** START OF Excerpted records **
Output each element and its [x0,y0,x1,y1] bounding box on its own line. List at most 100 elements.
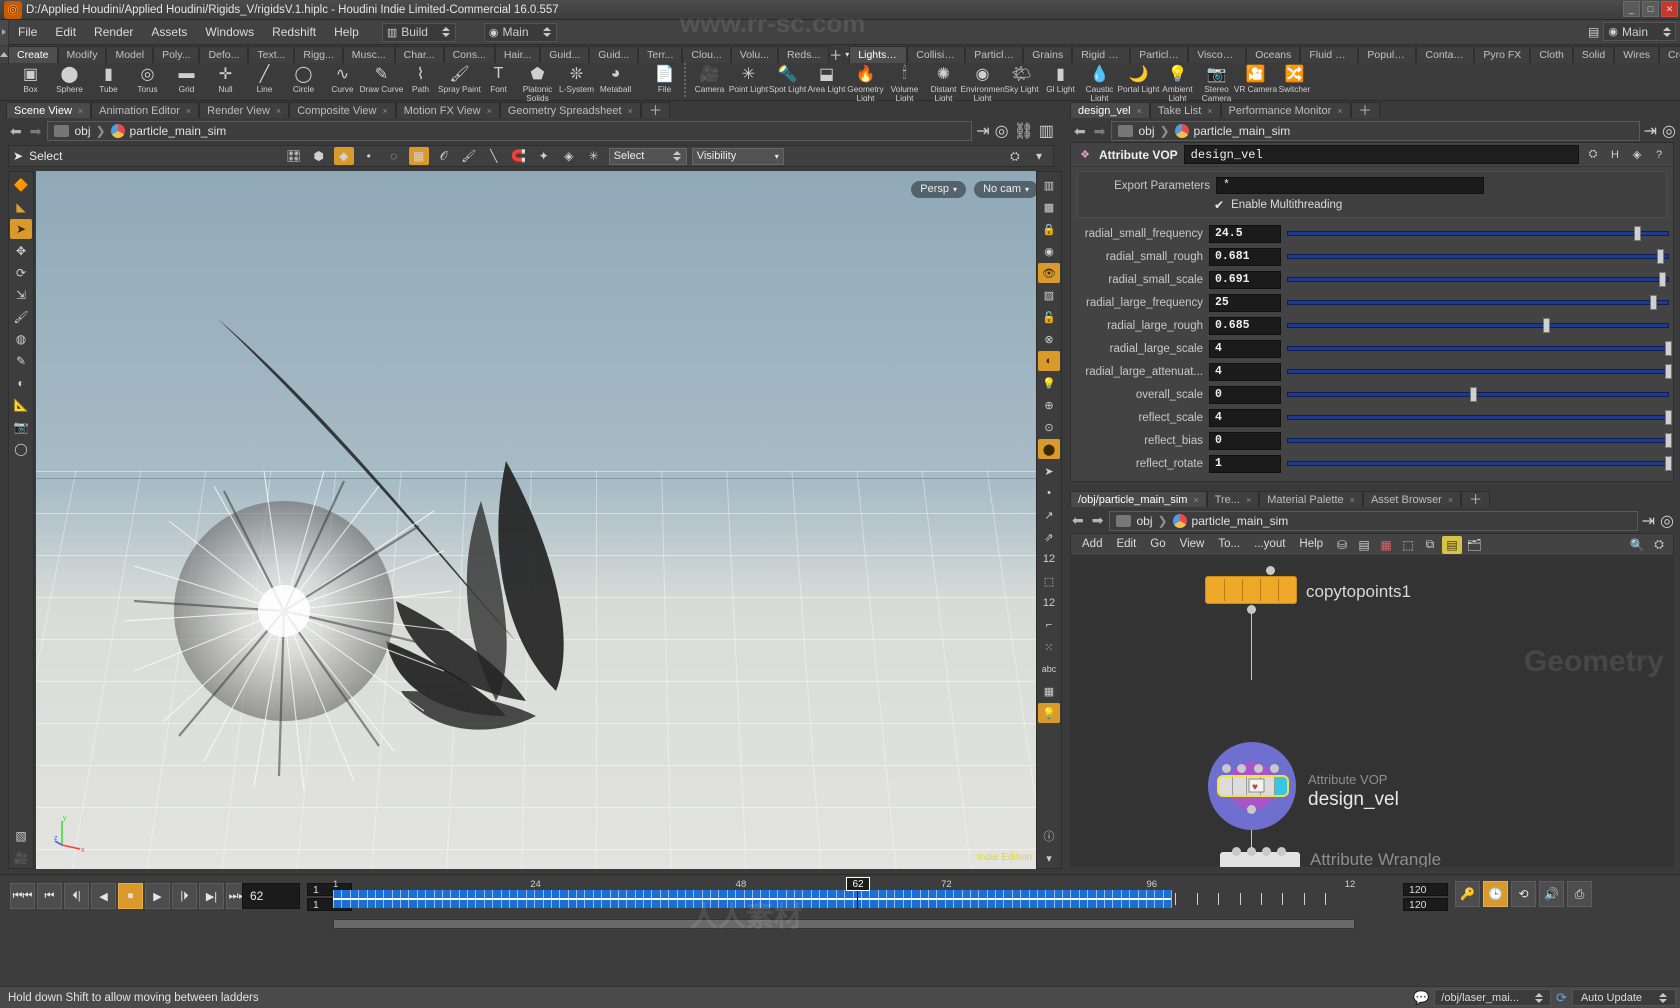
link-icon[interactable]: ⛓ [1014,121,1034,141]
desktop-selector[interactable]: ◉ Main [483,22,557,42]
parameter-slider-knob-10[interactable] [1665,456,1672,471]
viewport-menu-icon[interactable]: ▾ [1029,147,1049,165]
shelf-right-tool-1[interactable]: ✳ Point Light [729,63,768,103]
pick-icon[interactable]: ➤ [1038,461,1060,481]
scene-tab-close-icon-4[interactable]: × [487,103,492,119]
net-breadcrumb-node[interactable]: particle_main_sim [1192,514,1289,528]
menu-render[interactable]: Render [85,20,142,45]
net-breadcrumb-obj[interactable]: obj [1136,514,1152,528]
sculpt-tool-icon[interactable]: ◐ [10,373,32,393]
vectors-icon[interactable]: ⇗ [1038,527,1060,547]
parameter-slider-knob-9[interactable] [1665,433,1672,448]
visibility-eye-icon[interactable]: 👁 [1038,263,1060,283]
net-menu-help[interactable]: Help [1292,534,1330,555]
back-arrow-icon[interactable]: ⬅ [8,123,24,140]
viewport-3d[interactable]: Persp ▾ No cam ▾ Indie Edition z y x [36,171,1046,869]
net-menu-tools[interactable]: To... [1211,534,1247,555]
scene-tab-3[interactable]: Composite View × [289,102,396,118]
camera-tool-icon[interactable]: 🎥 [10,848,32,868]
parameter-value-8[interactable]: 4 [1209,408,1281,427]
shelf-right-tool-10[interactable]: 💧 Caustic Light [1080,63,1119,103]
parameter-slider-knob-0[interactable] [1634,226,1642,241]
shelf-right-tool-15[interactable]: 🔀 Switcher [1275,63,1314,103]
shelf-right-tool-9[interactable]: ▮ Gl Light [1041,63,1080,103]
status-path-field[interactable]: /obj/laser_mai... [1434,989,1551,1006]
parameter-value-3[interactable]: 25 [1209,293,1281,312]
add-camera-icon[interactable]: ⊙ [1038,417,1060,437]
minimize-button[interactable]: _ [1623,1,1640,17]
parameter-slider-knob-6[interactable] [1665,364,1672,379]
parameter-value-2[interactable]: 0.691 [1209,270,1281,289]
parameter-slider-knob-7[interactable] [1470,387,1478,402]
net-menu-view[interactable]: View [1173,534,1212,555]
breadcrumb-node[interactable]: particle_main_sim [130,124,227,138]
line-select-icon[interactable]: ╲ [484,147,504,165]
shelf-tool-8[interactable]: ∿ Curve [323,63,362,103]
net-shapes-icon[interactable]: ⬚ [1398,536,1418,554]
select-combo-spinner-icon[interactable] [673,150,682,162]
soft-tool-icon[interactable]: ◍ [10,329,32,349]
display-options-icon[interactable]: ▥ [1038,175,1060,195]
net-target-icon[interactable]: ◎ [1660,511,1674,531]
add-light-icon[interactable]: ⊕ [1038,395,1060,415]
layout-icon[interactable]: ▥ [1039,121,1054,141]
clock-icon[interactable]: 🕒 [1483,881,1508,907]
parameter-slider-knob-1[interactable] [1657,249,1665,264]
net-tab-0[interactable]: /obj/particle_main_sim × [1070,491,1207,507]
menu-file[interactable]: File [9,20,46,45]
transport-button-5[interactable]: ▶ [145,883,170,909]
shelf-tab-10[interactable]: Hair... [494,46,541,63]
key-icon[interactable]: 🔑 [1455,881,1480,907]
shelf-tool-4[interactable]: ▬ Grid [167,63,206,103]
shelf-right-tool-8[interactable]: 🌤 Sky Light [1002,63,1041,103]
parameter-value-1[interactable]: 0.681 [1209,247,1281,266]
shelf-right-tab-14[interactable]: Wires [1614,46,1660,63]
network-canvas[interactable]: Geometry copytopoints1 ♥ Attribute VOP d… [1070,557,1674,867]
brush-select-icon[interactable]: 🖌 [459,147,479,165]
export-parameters-field[interactable]: * [1216,177,1484,194]
net-menu-go[interactable]: Go [1143,534,1172,555]
shelf-tool-3[interactable]: ◎ Torus [128,63,167,103]
shelf-tool-14[interactable]: ❊ L-System [557,63,596,103]
layer-tool-icon[interactable]: ▧ [10,826,32,846]
scene-tab-close-icon-5[interactable]: × [628,103,633,119]
net-tab-close-icon-1[interactable]: × [1246,492,1251,508]
loop-icon[interactable]: ⟲ [1511,881,1536,907]
refresh-icon[interactable]: ⟳ [1556,990,1567,1006]
shelf-right-tool-3[interactable]: ⬓ Area Light [807,63,846,103]
handle-tool-icon[interactable]: ➤ [10,219,32,239]
build-selector[interactable]: ▥ Build [381,22,456,42]
parameter-slider-knob-5[interactable] [1665,341,1672,356]
net-menu-layout[interactable]: ...yout [1247,534,1292,555]
menu-windows[interactable]: Windows [196,20,263,45]
scene-tab-1[interactable]: Animation Editor × [91,102,200,118]
transport-button-2[interactable]: ⏴| [64,883,89,909]
gear-icon[interactable]: ⛭ [1585,147,1601,163]
shelf-right-tool-13[interactable]: 📷 Stereo Camera [1197,63,1236,103]
net-group-icon[interactable]: 🗂 [1464,536,1484,554]
scene-tab-close-icon-2[interactable]: × [276,103,281,119]
node-copytopoints1[interactable] [1205,576,1297,604]
wrangle-input-dot-4[interactable] [1277,847,1286,856]
shelf-tab-4[interactable]: Defo... [199,46,249,63]
shelf-right-tool-14[interactable]: 🎦 VR Camera [1234,63,1277,103]
shelf-tool-10[interactable]: ⌇ Path [401,63,440,103]
transport-button-7[interactable]: ▶| [199,883,224,909]
parameter-value-4[interactable]: 0.685 [1209,316,1281,335]
export-icon[interactable]: ⎙ [1567,881,1592,907]
parameter-value-6[interactable]: 4 [1209,362,1281,381]
net-tab-close-icon-2[interactable]: × [1350,492,1355,508]
measure-tool-icon[interactable]: 📐 [10,395,32,415]
shelf-tab-9[interactable]: Cons... [443,46,495,63]
shelf-tool-15[interactable]: ◕ Metaball [596,63,635,103]
parameter-slider-8[interactable] [1287,409,1672,427]
parameter-slider-6[interactable] [1287,363,1672,381]
chevron-down-icon-cam[interactable]: ▾ [1025,181,1029,198]
parm-tab-add[interactable]: ＋ [1350,102,1380,118]
shelf-tool-11[interactable]: 🖌 Spray Paint [438,63,481,103]
vop-input-dot-1[interactable] [1222,764,1231,773]
shelf-right-tab-13[interactable]: Solid [1572,46,1615,63]
panel-layout-icon[interactable]: ▤ [1588,25,1599,39]
keyframe-icon[interactable]: ◈ [1629,147,1645,163]
diamond-snap-icon[interactable]: ◈ [559,147,579,165]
** END OF Excerpted records **
Objective: Reproduce every line of the rows above verbatim, leaving out the picture.

Correct output:
Output each element and its [x0,y0,x1,y1] bounding box on its own line. List at most 100 elements.
link-icon[interactable]: ⛓ [1014,121,1034,141]
desktop-selector[interactable]: ◉ Main [483,22,557,42]
parameter-slider-knob-10[interactable] [1665,456,1672,471]
viewport-menu-icon[interactable]: ▾ [1029,147,1049,165]
shelf-right-tool-1[interactable]: ✳ Point Light [729,63,768,103]
pick-icon[interactable]: ➤ [1038,461,1060,481]
scene-tab-close-icon-4[interactable]: × [487,103,492,119]
net-breadcrumb-node[interactable]: particle_main_sim [1192,514,1289,528]
menu-render[interactable]: Render [85,20,142,45]
net-breadcrumb-obj[interactable]: obj [1136,514,1152,528]
sculpt-tool-icon[interactable]: ◐ [10,373,32,393]
vectors-icon[interactable]: ⇗ [1038,527,1060,547]
parameter-slider-knob-9[interactable] [1665,433,1672,448]
visibility-eye-icon[interactable]: 👁 [1038,263,1060,283]
net-menu-help[interactable]: Help [1292,534,1330,555]
back-arrow-icon[interactable]: ⬅ [8,123,24,140]
viewport-3d[interactable]: Persp ▾ No cam ▾ Indie Edition z y x [36,171,1046,869]
net-menu-tools[interactable]: To... [1211,534,1247,555]
scene-tab-3[interactable]: Composite View × [289,102,396,118]
camera-tool-icon[interactable]: 🎥 [10,848,32,868]
parameter-value-8[interactable]: 4 [1209,408,1281,427]
shelf-right-tool-10[interactable]: 💧 Caustic Light [1080,63,1119,103]
parameter-slider-knob-0[interactable] [1634,226,1642,241]
shelf-right-tool-15[interactable]: 🔀 Switcher [1275,63,1314,103]
shelf-right-tool-9[interactable]: ▮ Gl Light [1041,63,1080,103]
status-path-field[interactable]: /obj/laser_mai... [1434,989,1551,1006]
parameter-value-3[interactable]: 25 [1209,293,1281,312]
add-camera-icon[interactable]: ⊙ [1038,417,1060,437]
minimize-button[interactable]: _ [1623,1,1640,17]
parameter-slider-knob-6[interactable] [1665,364,1672,379]
parameter-value-2[interactable]: 0.691 [1209,270,1281,289]
parameter-slider-knob-7[interactable] [1470,387,1478,402]
net-menu-view[interactable]: View [1173,534,1212,555]
breadcrumb-node[interactable]: particle_main_sim [130,124,227,138]
line-select-icon[interactable]: ╲ [484,147,504,165]
shelf-tool-8[interactable]: ∿ Curve [323,63,362,103]
net-shapes-icon[interactable]: ⬚ [1398,536,1418,554]
select-combo-spinner-icon[interactable] [673,150,682,162]
soft-tool-icon[interactable]: ◍ [10,329,32,349]
display-options-icon[interactable]: ▥ [1038,175,1060,195]
net-target-icon[interactable]: ◎ [1660,511,1674,531]
add-light-icon[interactable]: ⊕ [1038,395,1060,415]
layout-icon[interactable]: ▥ [1039,121,1054,141]
clock-icon[interactable]: 🕒 [1483,881,1508,907]
parameter-slider-knob-1[interactable] [1657,249,1665,264]
net-tab-0[interactable]: /obj/particle_main_sim × [1070,491,1207,507]
menu-file[interactable]: File [9,20,46,45]
transport-button-5[interactable]: ▶ [145,883,170,909]
shelf-tab-10[interactable]: Hair... [494,46,541,63]
key-icon[interactable]: 🔑 [1455,881,1480,907]
shelf-tool-4[interactable]: ▬ Grid [167,63,206,103]
shelf-right-tool-8[interactable]: 🌤 Sky Light [1002,63,1041,103]
parameter-value-1[interactable]: 0.681 [1209,247,1281,266]
shelf-right-tab-14[interactable]: Wires [1614,46,1660,63]
network-canvas[interactable]: Geometry copytopoints1 ♥ Attribute VOP d… [1070,557,1674,867]
brush-select-icon[interactable]: 🖌 [459,147,479,165]
export-parameters-field[interactable]: * [1216,177,1484,194]
net-menu-go[interactable]: Go [1143,534,1172,555]
shelf-tool-3[interactable]: ◎ Torus [128,63,167,103]
shelf-tool-14[interactable]: ❊ L-System [557,63,596,103]
layer-tool-icon[interactable]: ▧ [10,826,32,846]
scene-tab-close-icon-5[interactable]: × [628,103,633,119]
net-tab-close-icon-1[interactable]: × [1246,492,1251,508]
loop-icon[interactable]: ⟲ [1511,881,1536,907]
refresh-icon[interactable]: ⟳ [1556,990,1567,1006]
shelf-right-tool-3[interactable]: ⬓ Area Light [807,63,846,103]
handle-tool-icon[interactable]: ➤ [10,219,32,239]
build-selector[interactable]: ▥ Build [381,22,456,42]
parameter-slider-knob-5[interactable] [1665,341,1672,356]
net-menu-layout[interactable]: ...yout [1247,534,1292,555]
menu-windows[interactable]: Windows [196,20,263,45]
scene-tab-1[interactable]: Animation Editor × [91,102,200,118]
transport-button-2[interactable]: ⏴| [64,883,89,909]
gear-icon[interactable]: ⛭ [1585,147,1601,163]
shelf-right-tool-13[interactable]: 📷 Stereo Camera [1197,63,1236,103]
net-group-icon[interactable]: 🗂 [1464,536,1484,554]
scene-tab-close-icon-2[interactable]: × [276,103,281,119]
node-copytopoints1[interactable] [1205,576,1297,604]
wrangle-input-dot-4[interactable] [1277,847,1286,856]
shelf-tab-4[interactable]: Defo... [199,46,249,63]
shelf-right-tool-14[interactable]: 🎦 VR Camera [1234,63,1277,103]
shelf-tool-10[interactable]: ⌇ Path [401,63,440,103]
transport-button-7[interactable]: ▶| [199,883,224,909]
parameter-value-4[interactable]: 0.685 [1209,316,1281,335]
export-icon[interactable]: ⎙ [1567,881,1592,907]
parameter-value-6[interactable]: 4 [1209,362,1281,381]
net-tab-close-icon-2[interactable]: × [1350,492,1355,508]
measure-tool-icon[interactable]: 📐 [10,395,32,415]
shelf-tab-9[interactable]: Cons... [443,46,495,63]
shelf-tool-15[interactable]: ◕ Metaball [596,63,635,103]
parameter-slider-8[interactable] [1287,409,1672,427]
parameter-slider-6[interactable] [1287,363,1672,381]
chevron-down-icon-cam[interactable]: ▾ [1025,181,1029,198]
parm-tab-add[interactable]: ＋ [1350,102,1380,118]
shelf-tool-11[interactable]: 🖌 Spray Paint [438,63,481,103]
vop-input-dot-1[interactable] [1222,764,1231,773]
shelf-right-tab-13[interactable]: Solid [1572,46,1615,63]
panel-layout-icon[interactable]: ▤ [1588,25,1599,39]
keyframe-icon[interactable]: ◈ [1629,147,1645,163]
diamond-snap-icon[interactable]: ◈ [559,147,579,165]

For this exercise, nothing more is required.